- _Stated exercise_: Your task is to transcribe the records exactly, skipping every image.

::::

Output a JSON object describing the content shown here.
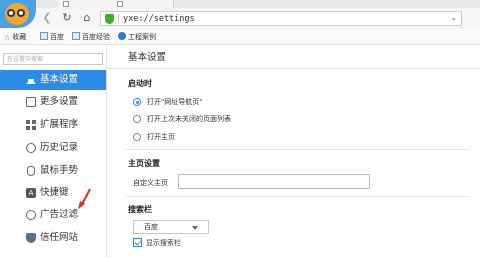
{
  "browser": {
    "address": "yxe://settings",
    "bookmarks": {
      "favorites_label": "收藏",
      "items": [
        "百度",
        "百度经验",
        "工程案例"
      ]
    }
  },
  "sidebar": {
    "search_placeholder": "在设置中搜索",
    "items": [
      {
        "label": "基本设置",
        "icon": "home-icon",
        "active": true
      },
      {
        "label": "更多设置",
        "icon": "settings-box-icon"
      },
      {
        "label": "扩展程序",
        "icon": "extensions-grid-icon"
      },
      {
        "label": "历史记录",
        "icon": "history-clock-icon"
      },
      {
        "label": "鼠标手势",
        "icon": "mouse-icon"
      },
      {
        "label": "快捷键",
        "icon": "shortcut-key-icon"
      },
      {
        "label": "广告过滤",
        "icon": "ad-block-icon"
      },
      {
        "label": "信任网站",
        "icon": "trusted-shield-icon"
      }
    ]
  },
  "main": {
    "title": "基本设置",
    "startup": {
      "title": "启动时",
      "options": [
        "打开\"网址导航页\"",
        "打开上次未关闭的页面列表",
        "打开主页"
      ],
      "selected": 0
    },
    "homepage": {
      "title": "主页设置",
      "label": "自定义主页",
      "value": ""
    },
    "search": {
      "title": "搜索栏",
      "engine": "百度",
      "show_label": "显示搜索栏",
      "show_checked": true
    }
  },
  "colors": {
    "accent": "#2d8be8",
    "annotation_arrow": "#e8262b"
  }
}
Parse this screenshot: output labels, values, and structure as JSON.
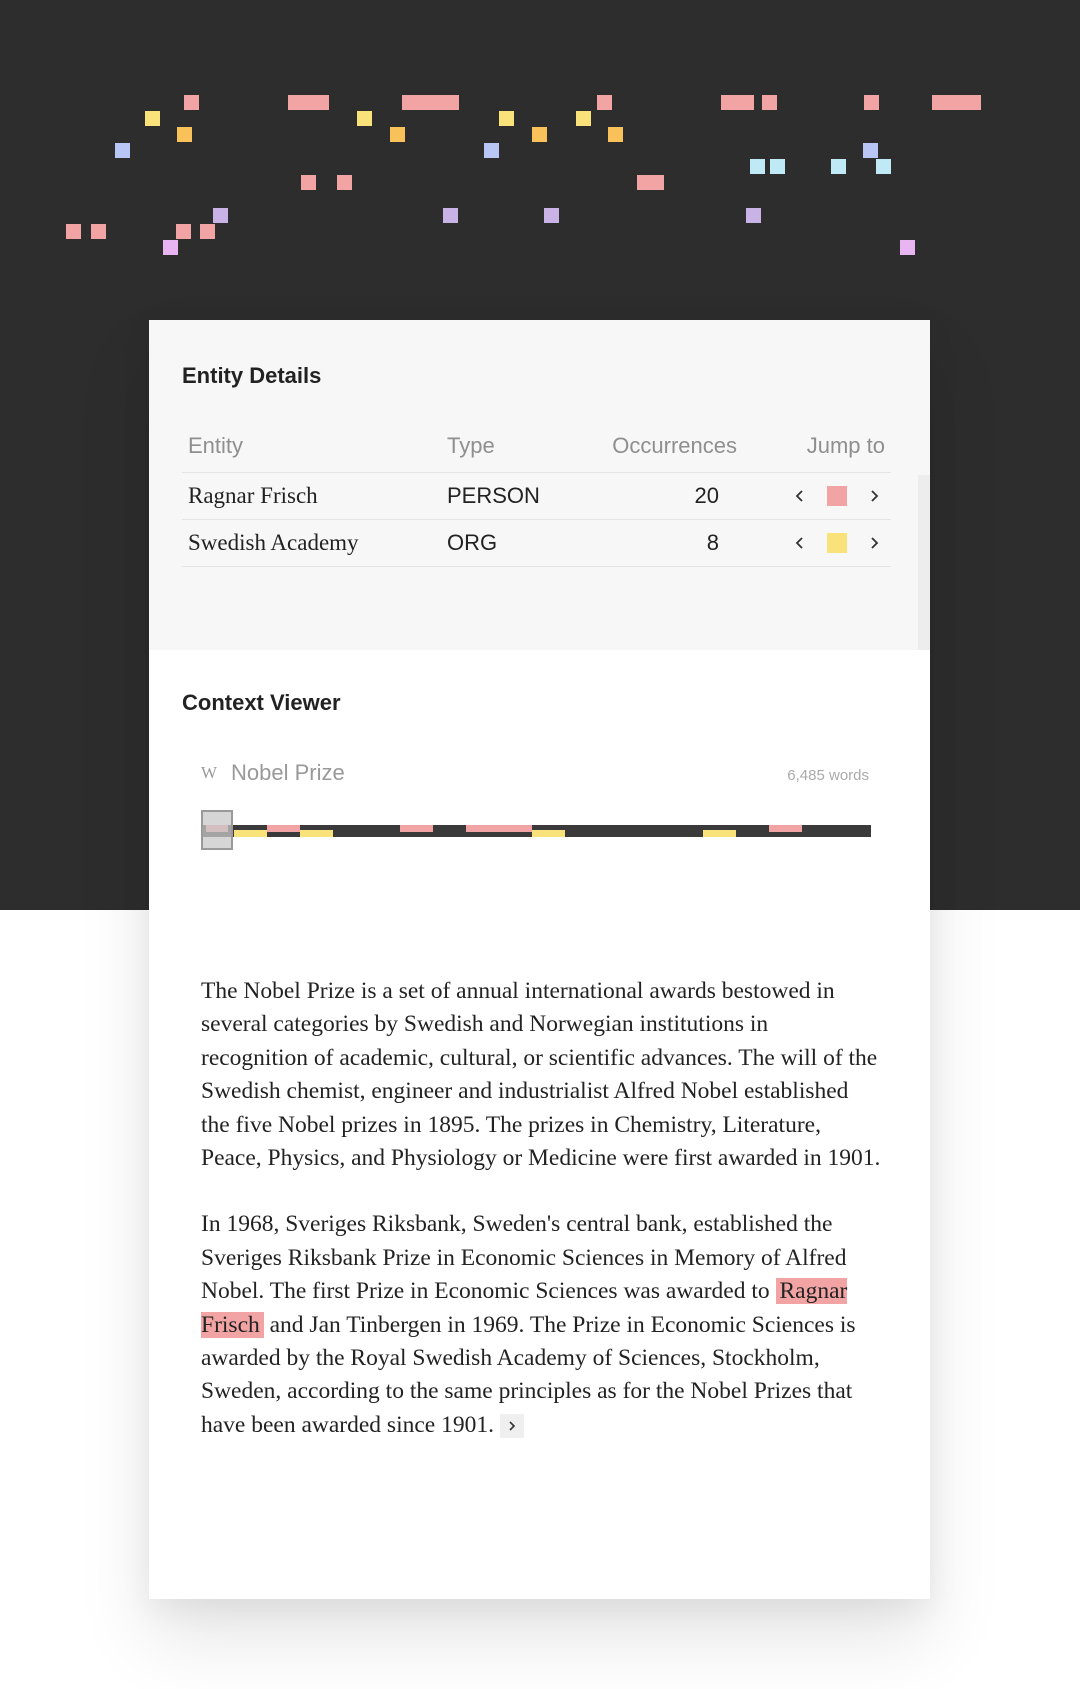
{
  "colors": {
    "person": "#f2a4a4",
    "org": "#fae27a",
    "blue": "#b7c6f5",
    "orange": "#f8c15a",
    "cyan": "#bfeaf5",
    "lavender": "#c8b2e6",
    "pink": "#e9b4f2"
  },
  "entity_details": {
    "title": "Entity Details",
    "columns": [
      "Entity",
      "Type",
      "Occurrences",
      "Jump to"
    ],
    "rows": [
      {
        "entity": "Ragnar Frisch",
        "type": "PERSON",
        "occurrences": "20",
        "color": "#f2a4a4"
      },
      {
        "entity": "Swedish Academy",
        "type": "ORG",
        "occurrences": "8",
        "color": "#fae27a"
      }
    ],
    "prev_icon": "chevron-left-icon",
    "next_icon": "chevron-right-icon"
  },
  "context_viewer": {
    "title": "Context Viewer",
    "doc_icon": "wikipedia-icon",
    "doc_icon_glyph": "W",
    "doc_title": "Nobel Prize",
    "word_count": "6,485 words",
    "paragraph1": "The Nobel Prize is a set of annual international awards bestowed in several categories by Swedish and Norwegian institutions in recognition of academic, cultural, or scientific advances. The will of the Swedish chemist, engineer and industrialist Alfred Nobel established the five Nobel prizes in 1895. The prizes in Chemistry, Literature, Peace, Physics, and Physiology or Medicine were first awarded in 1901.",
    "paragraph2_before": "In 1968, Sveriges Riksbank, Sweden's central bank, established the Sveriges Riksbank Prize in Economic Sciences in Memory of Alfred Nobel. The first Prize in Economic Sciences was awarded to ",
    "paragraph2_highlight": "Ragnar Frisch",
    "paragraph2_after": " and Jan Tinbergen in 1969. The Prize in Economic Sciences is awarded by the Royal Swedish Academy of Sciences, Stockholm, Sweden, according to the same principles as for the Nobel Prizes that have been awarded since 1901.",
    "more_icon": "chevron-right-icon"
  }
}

::::

- _Result below_:
Output a JSON object describing the content shown here.
{
  "browser": {
    "address": "yxe://settings",
    "bookmarks": {
      "favorites_label": "收藏",
      "items": [
        "百度",
        "百度经验",
        "工程案例"
      ]
    }
  },
  "sidebar": {
    "search_placeholder": "在设置中搜索",
    "items": [
      {
        "label": "基本设置",
        "icon": "home-icon",
        "active": true
      },
      {
        "label": "更多设置",
        "icon": "settings-box-icon"
      },
      {
        "label": "扩展程序",
        "icon": "extensions-grid-icon"
      },
      {
        "label": "历史记录",
        "icon": "history-clock-icon"
      },
      {
        "label": "鼠标手势",
        "icon": "mouse-icon"
      },
      {
        "label": "快捷键",
        "icon": "shortcut-key-icon"
      },
      {
        "label": "广告过滤",
        "icon": "ad-block-icon"
      },
      {
        "label": "信任网站",
        "icon": "trusted-shield-icon"
      }
    ]
  },
  "main": {
    "title": "基本设置",
    "startup": {
      "title": "启动时",
      "options": [
        "打开\"网址导航页\"",
        "打开上次未关闭的页面列表",
        "打开主页"
      ],
      "selected": 0
    },
    "homepage": {
      "title": "主页设置",
      "label": "自定义主页",
      "value": ""
    },
    "search": {
      "title": "搜索栏",
      "engine": "百度",
      "show_label": "显示搜索栏",
      "show_checked": true
    }
  },
  "colors": {
    "accent": "#2d8be8",
    "annotation_arrow": "#e8262b"
  }
}
Parse this screenshot: output labels, values, and structure as JSON.
{
  "colors": {
    "person": "#f2a4a4",
    "org": "#fae27a",
    "blue": "#b7c6f5",
    "orange": "#f8c15a",
    "cyan": "#bfeaf5",
    "lavender": "#c8b2e6",
    "pink": "#e9b4f2"
  },
  "entity_details": {
    "title": "Entity Details",
    "columns": [
      "Entity",
      "Type",
      "Occurrences",
      "Jump to"
    ],
    "rows": [
      {
        "entity": "Ragnar Frisch",
        "type": "PERSON",
        "occurrences": "20",
        "color": "#f2a4a4"
      },
      {
        "entity": "Swedish Academy",
        "type": "ORG",
        "occurrences": "8",
        "color": "#fae27a"
      }
    ],
    "prev_icon": "chevron-left-icon",
    "next_icon": "chevron-right-icon"
  },
  "context_viewer": {
    "title": "Context Viewer",
    "doc_icon": "wikipedia-icon",
    "doc_icon_glyph": "W",
    "doc_title": "Nobel Prize",
    "word_count": "6,485 words",
    "paragraph1": "The Nobel Prize is a set of annual international awards bestowed in several categories by Swedish and Norwegian institutions in recognition of academic, cultural, or scientific advances. The will of the Swedish chemist, engineer and industrialist Alfred Nobel established the five Nobel prizes in 1895. The prizes in Chemistry, Literature, Peace, Physics, and Physiology or Medicine were first awarded in 1901.",
    "paragraph2_before": "In 1968, Sveriges Riksbank, Sweden's central bank, established the Sveriges Riksbank Prize in Economic Sciences in Memory of Alfred Nobel. The first Prize in Economic Sciences was awarded to ",
    "paragraph2_highlight": "Ragnar Frisch",
    "paragraph2_after": " and Jan Tinbergen in 1969. The Prize in Economic Sciences is awarded by the Royal Swedish Academy of Sciences, Stockholm, Sweden, according to the same principles as for the Nobel Prizes that have been awarded since 1901.",
    "more_icon": "chevron-right-icon"
  }
}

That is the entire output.